**Activity**: Copy each line from the entries that the word "January" appears in.

Dataset entries:
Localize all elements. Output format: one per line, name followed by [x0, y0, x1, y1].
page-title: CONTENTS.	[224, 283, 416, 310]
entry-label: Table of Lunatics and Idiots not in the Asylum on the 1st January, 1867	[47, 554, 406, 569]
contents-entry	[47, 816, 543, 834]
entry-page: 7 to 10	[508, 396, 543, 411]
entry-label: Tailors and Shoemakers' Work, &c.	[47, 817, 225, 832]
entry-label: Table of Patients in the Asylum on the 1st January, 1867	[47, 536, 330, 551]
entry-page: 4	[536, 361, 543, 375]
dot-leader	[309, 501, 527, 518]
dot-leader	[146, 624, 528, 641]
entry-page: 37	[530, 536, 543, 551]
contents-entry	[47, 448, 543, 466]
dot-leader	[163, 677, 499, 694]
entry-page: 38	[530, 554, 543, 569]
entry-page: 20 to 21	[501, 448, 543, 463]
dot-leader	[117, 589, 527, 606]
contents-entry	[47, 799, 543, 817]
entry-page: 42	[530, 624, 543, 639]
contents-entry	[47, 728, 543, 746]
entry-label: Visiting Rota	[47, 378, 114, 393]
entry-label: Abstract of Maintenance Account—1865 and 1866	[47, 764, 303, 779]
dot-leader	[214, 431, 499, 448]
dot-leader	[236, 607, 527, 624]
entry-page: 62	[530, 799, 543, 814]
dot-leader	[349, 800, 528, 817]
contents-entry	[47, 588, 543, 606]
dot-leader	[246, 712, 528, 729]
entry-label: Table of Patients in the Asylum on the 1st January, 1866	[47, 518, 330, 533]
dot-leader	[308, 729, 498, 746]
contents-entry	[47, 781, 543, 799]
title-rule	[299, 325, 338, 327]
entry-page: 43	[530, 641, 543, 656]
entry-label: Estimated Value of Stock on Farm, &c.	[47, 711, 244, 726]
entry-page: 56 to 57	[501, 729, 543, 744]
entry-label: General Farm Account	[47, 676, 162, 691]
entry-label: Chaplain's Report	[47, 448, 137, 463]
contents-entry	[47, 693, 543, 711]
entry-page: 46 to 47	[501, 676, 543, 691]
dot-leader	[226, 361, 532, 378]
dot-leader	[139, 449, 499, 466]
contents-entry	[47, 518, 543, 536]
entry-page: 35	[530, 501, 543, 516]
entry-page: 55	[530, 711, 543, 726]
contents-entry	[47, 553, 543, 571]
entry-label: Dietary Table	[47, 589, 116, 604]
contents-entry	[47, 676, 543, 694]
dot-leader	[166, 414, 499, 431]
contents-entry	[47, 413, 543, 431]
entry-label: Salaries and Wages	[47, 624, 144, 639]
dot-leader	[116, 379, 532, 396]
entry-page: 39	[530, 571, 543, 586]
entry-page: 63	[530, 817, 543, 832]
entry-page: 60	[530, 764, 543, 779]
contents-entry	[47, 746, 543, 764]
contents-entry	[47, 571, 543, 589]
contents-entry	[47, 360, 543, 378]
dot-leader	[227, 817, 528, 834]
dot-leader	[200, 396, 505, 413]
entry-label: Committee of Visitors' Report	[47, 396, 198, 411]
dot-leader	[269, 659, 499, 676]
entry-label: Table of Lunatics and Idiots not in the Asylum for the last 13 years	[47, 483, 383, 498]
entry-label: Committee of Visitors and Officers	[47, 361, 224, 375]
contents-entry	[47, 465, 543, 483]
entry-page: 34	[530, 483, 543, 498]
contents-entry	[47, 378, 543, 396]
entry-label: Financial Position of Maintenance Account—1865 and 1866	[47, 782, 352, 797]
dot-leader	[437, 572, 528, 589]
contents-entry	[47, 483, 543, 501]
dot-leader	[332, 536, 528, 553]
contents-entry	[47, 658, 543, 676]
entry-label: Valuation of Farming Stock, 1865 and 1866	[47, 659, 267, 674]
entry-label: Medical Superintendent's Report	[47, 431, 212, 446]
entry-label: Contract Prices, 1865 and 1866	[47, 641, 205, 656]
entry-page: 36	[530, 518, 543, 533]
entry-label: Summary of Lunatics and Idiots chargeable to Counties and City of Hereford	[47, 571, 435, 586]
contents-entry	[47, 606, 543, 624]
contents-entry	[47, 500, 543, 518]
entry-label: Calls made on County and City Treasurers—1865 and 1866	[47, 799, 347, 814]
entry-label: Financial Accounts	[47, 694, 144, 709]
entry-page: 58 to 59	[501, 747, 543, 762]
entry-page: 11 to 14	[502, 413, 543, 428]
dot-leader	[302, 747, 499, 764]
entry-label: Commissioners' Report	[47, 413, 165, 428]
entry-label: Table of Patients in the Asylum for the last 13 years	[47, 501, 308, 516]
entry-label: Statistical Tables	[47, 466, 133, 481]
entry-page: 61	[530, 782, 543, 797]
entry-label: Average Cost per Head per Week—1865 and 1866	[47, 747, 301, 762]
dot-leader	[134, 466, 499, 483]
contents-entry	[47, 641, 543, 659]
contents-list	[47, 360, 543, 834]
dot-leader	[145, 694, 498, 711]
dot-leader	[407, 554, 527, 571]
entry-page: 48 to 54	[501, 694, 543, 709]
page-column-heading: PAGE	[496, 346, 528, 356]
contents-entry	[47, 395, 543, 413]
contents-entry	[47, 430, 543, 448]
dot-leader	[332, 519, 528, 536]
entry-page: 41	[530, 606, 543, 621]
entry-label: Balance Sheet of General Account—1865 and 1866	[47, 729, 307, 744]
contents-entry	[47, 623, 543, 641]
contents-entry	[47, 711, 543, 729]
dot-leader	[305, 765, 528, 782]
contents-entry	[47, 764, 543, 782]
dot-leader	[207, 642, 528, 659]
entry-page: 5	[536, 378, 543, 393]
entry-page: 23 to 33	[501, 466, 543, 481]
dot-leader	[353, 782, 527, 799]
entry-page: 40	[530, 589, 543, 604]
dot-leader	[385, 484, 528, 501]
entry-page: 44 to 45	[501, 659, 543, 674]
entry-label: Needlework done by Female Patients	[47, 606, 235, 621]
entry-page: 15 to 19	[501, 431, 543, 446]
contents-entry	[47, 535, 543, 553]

**Solution to this task**:
entry-label: Table of Lunatics and Idiots not in the Asylum on the 1st January, 1867	[47, 554, 406, 569]
entry-label: Table of Patients in the Asylum on the 1st January, 1867	[47, 536, 330, 551]
entry-label: Table of Patients in the Asylum on the 1st January, 1866	[47, 518, 330, 533]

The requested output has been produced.